**Stated goal**.
Leave out the pictures; transcribe all else exactly.

----- Data listing -----

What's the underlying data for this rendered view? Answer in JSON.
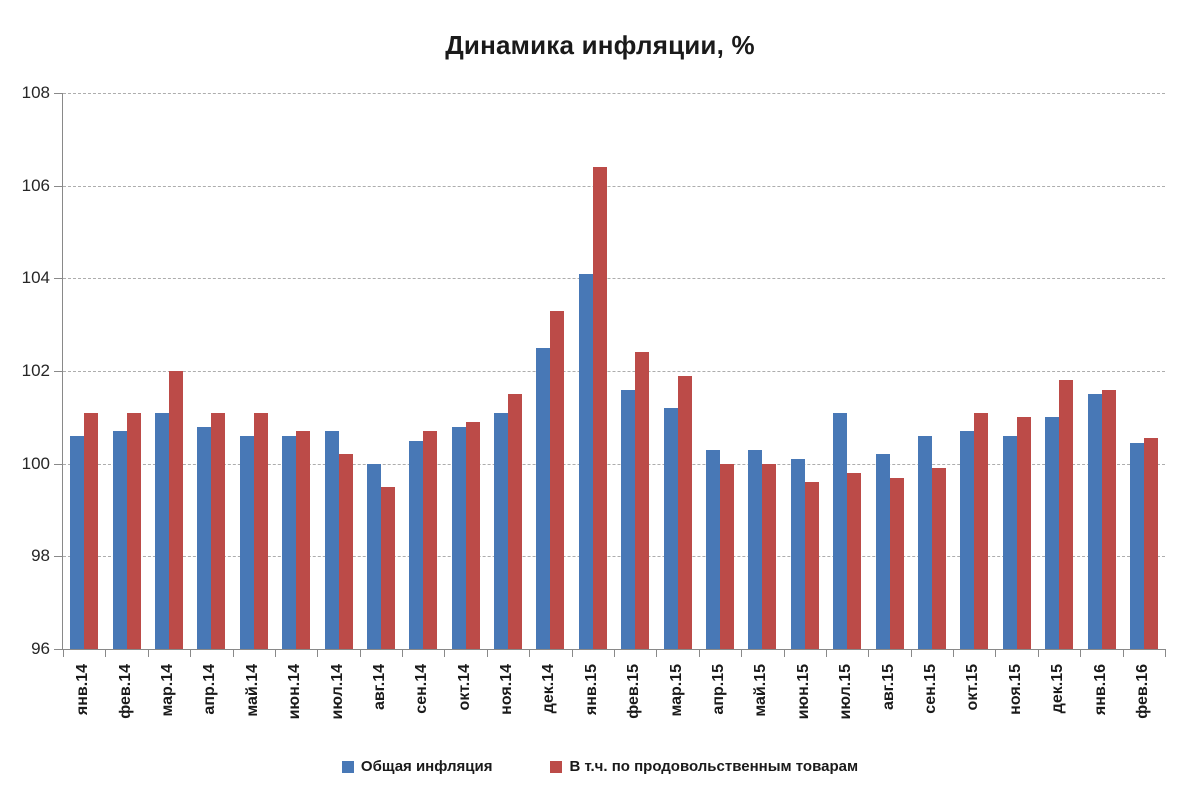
{
  "title": "Динамика инфляции, %",
  "colors": {
    "series_total": "#4878B6",
    "series_food": "#BC4B48",
    "gridline": "#adadad",
    "axis": "#898989",
    "text": "#1a1a1a"
  },
  "chart_data": {
    "type": "bar",
    "title": "Динамика инфляции, %",
    "xlabel": "",
    "ylabel": "",
    "ylim": [
      96,
      108
    ],
    "ytick_step": 2,
    "yticks": [
      96,
      98,
      100,
      102,
      104,
      106,
      108
    ],
    "grid": "horizontal-dashed",
    "legend_position": "bottom",
    "bar_base": 96,
    "categories": [
      "янв.14",
      "фев.14",
      "мар.14",
      "апр.14",
      "май.14",
      "июн.14",
      "июл.14",
      "авг.14",
      "сен.14",
      "окт.14",
      "ноя.14",
      "дек.14",
      "янв.15",
      "фев.15",
      "мар.15",
      "апр.15",
      "май.15",
      "июн.15",
      "июл.15",
      "авг.15",
      "сен.15",
      "окт.15",
      "ноя.15",
      "дек.15",
      "янв.16",
      "фев.16"
    ],
    "series": [
      {
        "name": "Общая инфляция",
        "color": "#4878B6",
        "values": [
          100.6,
          100.7,
          101.1,
          100.8,
          100.6,
          100.6,
          100.7,
          100.0,
          100.5,
          100.8,
          101.1,
          102.5,
          104.1,
          101.6,
          101.2,
          100.3,
          100.3,
          100.1,
          101.1,
          100.2,
          100.6,
          100.7,
          100.6,
          101.0,
          101.5,
          100.45
        ]
      },
      {
        "name": "В т.ч. по продовольственным товарам",
        "color": "#BC4B48",
        "values": [
          101.1,
          101.1,
          102.0,
          101.1,
          101.1,
          100.7,
          100.2,
          99.5,
          100.7,
          100.9,
          101.5,
          103.3,
          106.4,
          102.4,
          101.9,
          100.0,
          100.0,
          99.6,
          99.8,
          99.7,
          99.9,
          101.1,
          101.0,
          101.8,
          101.6,
          100.55
        ]
      }
    ]
  }
}
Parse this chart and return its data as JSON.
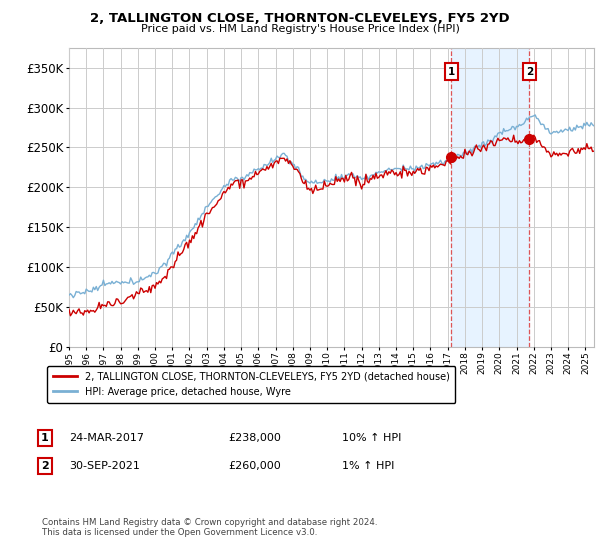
{
  "title": "2, TALLINGTON CLOSE, THORNTON-CLEVELEYS, FY5 2YD",
  "subtitle": "Price paid vs. HM Land Registry's House Price Index (HPI)",
  "ytick_values": [
    0,
    50000,
    100000,
    150000,
    200000,
    250000,
    300000,
    350000
  ],
  "ytick_labels": [
    "£0",
    "£50K",
    "£100K",
    "£150K",
    "£200K",
    "£250K",
    "£300K",
    "£350K"
  ],
  "ylim": [
    0,
    375000
  ],
  "xlim": [
    1995,
    2025.5
  ],
  "legend_label_red": "2, TALLINGTON CLOSE, THORNTON-CLEVELEYS, FY5 2YD (detached house)",
  "legend_label_blue": "HPI: Average price, detached house, Wyre",
  "sale1_label": "1",
  "sale1_date": "24-MAR-2017",
  "sale1_price": "£238,000",
  "sale1_hpi": "10% ↑ HPI",
  "sale1_x": 2017.22,
  "sale1_y": 238000,
  "sale2_label": "2",
  "sale2_date": "30-SEP-2021",
  "sale2_price": "£260,000",
  "sale2_hpi": "1% ↑ HPI",
  "sale2_x": 2021.75,
  "sale2_y": 260000,
  "footnote": "Contains HM Land Registry data © Crown copyright and database right 2024.\nThis data is licensed under the Open Government Licence v3.0.",
  "red_color": "#cc0000",
  "blue_color": "#7ab0d4",
  "blue_fill_color": "#ddeeff",
  "dashed_color": "#dd4444",
  "grid_color": "#cccccc",
  "label_box_color": "#cc0000"
}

-----

**Solution to the exercise**.
What's the underlying data for this rendered view? Answer in JSON.
{
  "title": "Динамика инфляции, %",
  "colors": {
    "series_total": "#4878B6",
    "series_food": "#BC4B48",
    "gridline": "#adadad",
    "axis": "#898989",
    "text": "#1a1a1a"
  },
  "chart_data": {
    "type": "bar",
    "title": "Динамика инфляции, %",
    "xlabel": "",
    "ylabel": "",
    "ylim": [
      96,
      108
    ],
    "ytick_step": 2,
    "yticks": [
      96,
      98,
      100,
      102,
      104,
      106,
      108
    ],
    "grid": "horizontal-dashed",
    "legend_position": "bottom",
    "bar_base": 96,
    "categories": [
      "янв.14",
      "фев.14",
      "мар.14",
      "апр.14",
      "май.14",
      "июн.14",
      "июл.14",
      "авг.14",
      "сен.14",
      "окт.14",
      "ноя.14",
      "дек.14",
      "янв.15",
      "фев.15",
      "мар.15",
      "апр.15",
      "май.15",
      "июн.15",
      "июл.15",
      "авг.15",
      "сен.15",
      "окт.15",
      "ноя.15",
      "дек.15",
      "янв.16",
      "фев.16"
    ],
    "series": [
      {
        "name": "Общая инфляция",
        "color": "#4878B6",
        "values": [
          100.6,
          100.7,
          101.1,
          100.8,
          100.6,
          100.6,
          100.7,
          100.0,
          100.5,
          100.8,
          101.1,
          102.5,
          104.1,
          101.6,
          101.2,
          100.3,
          100.3,
          100.1,
          101.1,
          100.2,
          100.6,
          100.7,
          100.6,
          101.0,
          101.5,
          100.45
        ]
      },
      {
        "name": "В т.ч. по продовольственным товарам",
        "color": "#BC4B48",
        "values": [
          101.1,
          101.1,
          102.0,
          101.1,
          101.1,
          100.7,
          100.2,
          99.5,
          100.7,
          100.9,
          101.5,
          103.3,
          106.4,
          102.4,
          101.9,
          100.0,
          100.0,
          99.6,
          99.8,
          99.7,
          99.9,
          101.1,
          101.0,
          101.8,
          101.6,
          100.55
        ]
      }
    ]
  }
}
Parse this chart and return its data as JSON.
{
  "title": "2, TALLINGTON CLOSE, THORNTON-CLEVELEYS, FY5 2YD",
  "subtitle": "Price paid vs. HM Land Registry's House Price Index (HPI)",
  "ytick_values": [
    0,
    50000,
    100000,
    150000,
    200000,
    250000,
    300000,
    350000
  ],
  "ytick_labels": [
    "£0",
    "£50K",
    "£100K",
    "£150K",
    "£200K",
    "£250K",
    "£300K",
    "£350K"
  ],
  "ylim": [
    0,
    375000
  ],
  "xlim": [
    1995,
    2025.5
  ],
  "legend_label_red": "2, TALLINGTON CLOSE, THORNTON-CLEVELEYS, FY5 2YD (detached house)",
  "legend_label_blue": "HPI: Average price, detached house, Wyre",
  "sale1_label": "1",
  "sale1_date": "24-MAR-2017",
  "sale1_price": "£238,000",
  "sale1_hpi": "10% ↑ HPI",
  "sale1_x": 2017.22,
  "sale1_y": 238000,
  "sale2_label": "2",
  "sale2_date": "30-SEP-2021",
  "sale2_price": "£260,000",
  "sale2_hpi": "1% ↑ HPI",
  "sale2_x": 2021.75,
  "sale2_y": 260000,
  "footnote": "Contains HM Land Registry data © Crown copyright and database right 2024.\nThis data is licensed under the Open Government Licence v3.0.",
  "red_color": "#cc0000",
  "blue_color": "#7ab0d4",
  "blue_fill_color": "#ddeeff",
  "dashed_color": "#dd4444",
  "grid_color": "#cccccc",
  "label_box_color": "#cc0000"
}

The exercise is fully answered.